◆ **Written problem**
Reply with nothing except the number of lines that contain the word "Shuffling".

◆ ◆ ◆ ◆ ◆ ◆ ◆

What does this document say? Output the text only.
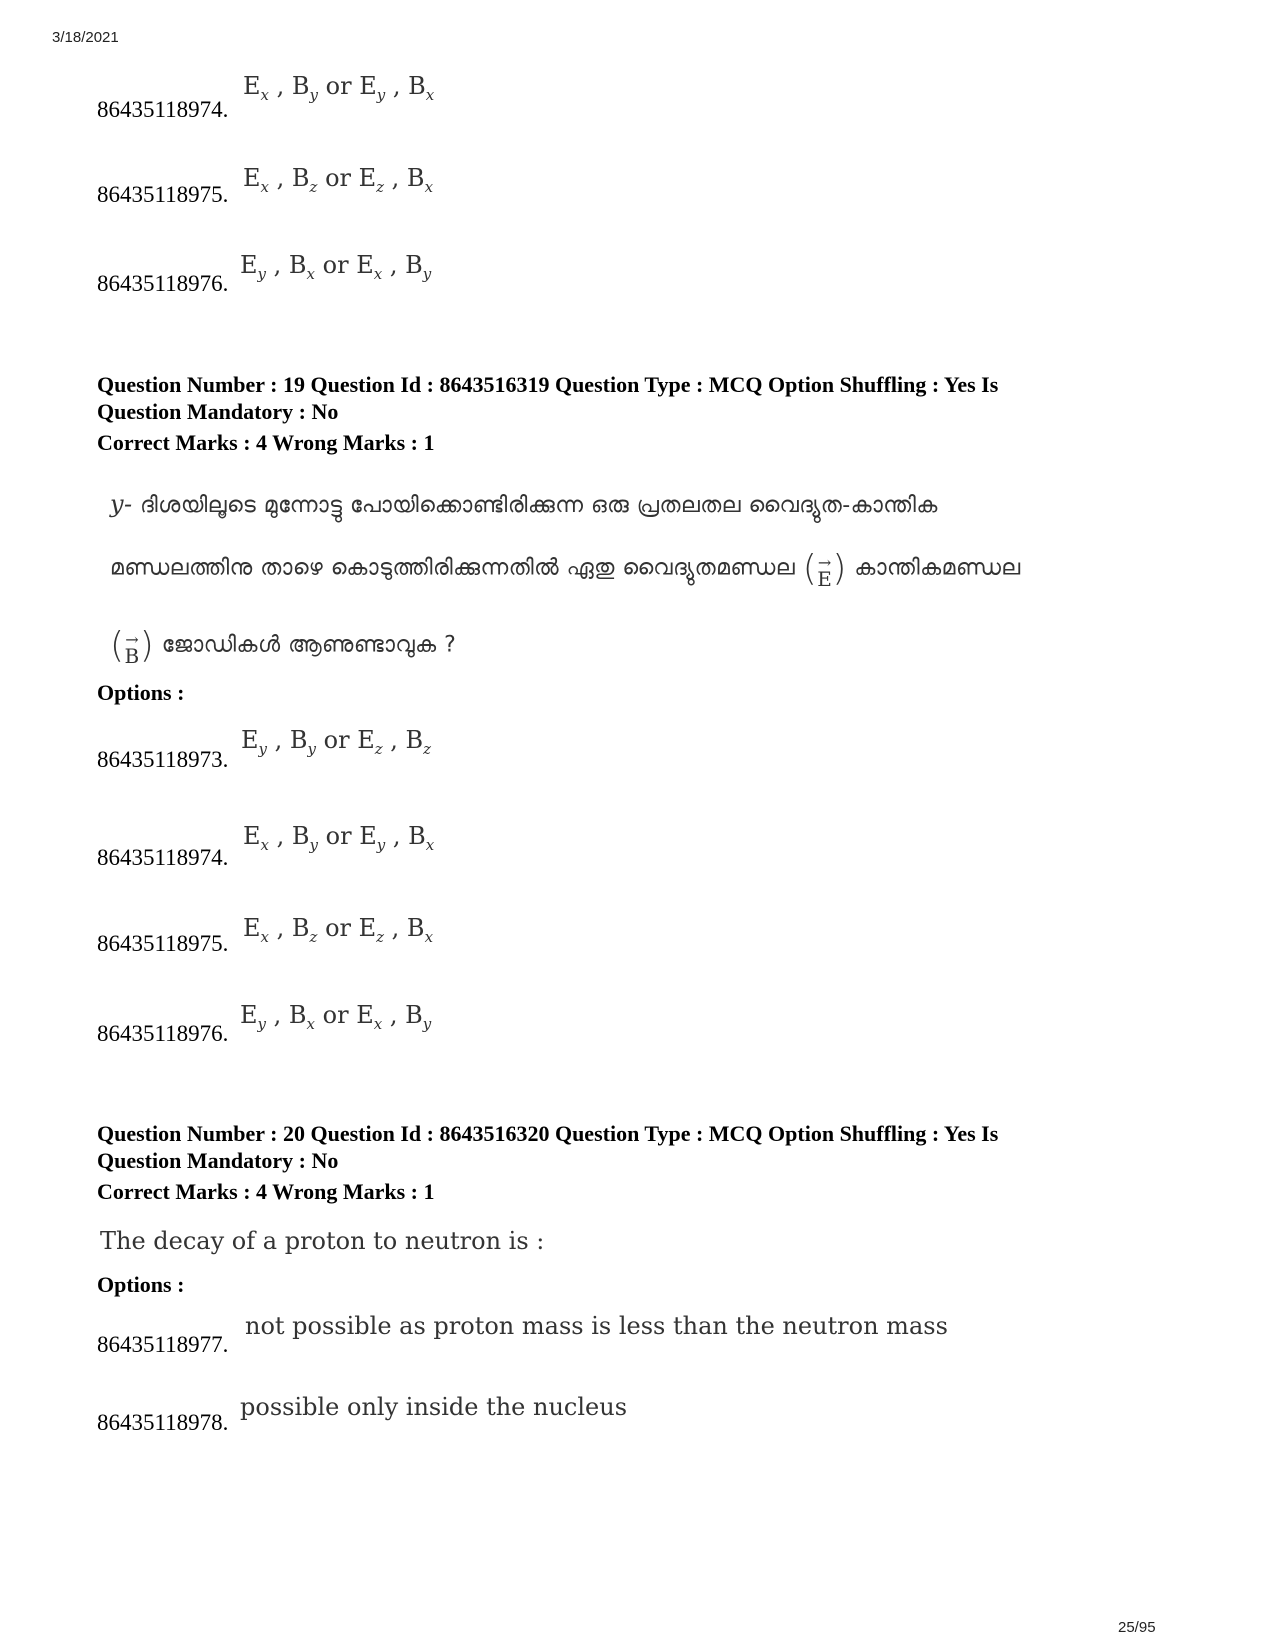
3/18/2021
86435118974.
$E_x$ , $B_y$ or $E_y$ , $B_x$
86435118975.
$E_x$ , $B_z$ or $E_z$ , $B_x$
86435118976.
$E_y$ , $B_x$ or $E_x$ , $B_y$
Question Number : 19 Question Id : 8643516319 Question Type : MCQ Option Shuffling : Yes Is
Question Mandatory : No
Correct Marks : 4 Wrong Marks : 1
y- ദിശയിലൂടെ മുന്നോട്ടു പോയിക്കൊണ്ടിരിക്കുന്ന ഒരു പ്രതലതല വൈദ്യുത-കാന്തിക
മണ്ഡലത്തിനു താഴെ കൊടുത്തിരിക്കുന്നതിൽ ഏതു വൈദ്യുതമണ്ഡല (→
E) കാന്തികമണ്ഡല
(→
B) ജോഡികൾ ആണുണ്ടാവുക ?
Options :
86435118973.
$E_y$ , $B_y$ or $E_z$ , $B_z$
86435118974.
$E_x$ , $B_y$ or $E_y$ , $B_x$
86435118975.
$E_x$ , $B_z$ or $E_z$ , $B_x$
86435118976.
$E_y$ , $B_x$ or $E_x$ , $B_y$
Question Number : 20 Question Id : 8643516320 Question Type : MCQ Option Shuffling : Yes Is
Question Mandatory : No
Correct Marks : 4 Wrong Marks : 1
The decay of a proton to neutron is :
Options :
86435118977.
not possible as proton mass is less than the neutron mass
86435118978.
possible only inside the nucleus
25/95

◆ ◆ ◆ ◆ ◆ ◆ ◆

◆ **Task output**
2